— START OF Input —

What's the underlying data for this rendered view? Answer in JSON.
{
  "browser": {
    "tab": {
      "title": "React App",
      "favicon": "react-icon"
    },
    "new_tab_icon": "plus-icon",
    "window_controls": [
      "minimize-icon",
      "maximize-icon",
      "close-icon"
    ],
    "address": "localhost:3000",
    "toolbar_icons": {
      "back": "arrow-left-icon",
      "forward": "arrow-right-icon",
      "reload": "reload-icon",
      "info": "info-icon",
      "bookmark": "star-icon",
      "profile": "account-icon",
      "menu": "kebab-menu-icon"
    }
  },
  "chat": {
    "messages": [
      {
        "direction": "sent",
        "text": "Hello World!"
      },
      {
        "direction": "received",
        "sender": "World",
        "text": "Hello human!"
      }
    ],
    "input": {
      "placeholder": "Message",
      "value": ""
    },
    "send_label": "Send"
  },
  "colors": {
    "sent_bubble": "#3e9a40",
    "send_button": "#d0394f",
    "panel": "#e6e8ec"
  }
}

— END OF Input —

The request – Look through the entries above; copy every line holding the string "direction".

Result –
        "direction": "sent",
        "direction": "received",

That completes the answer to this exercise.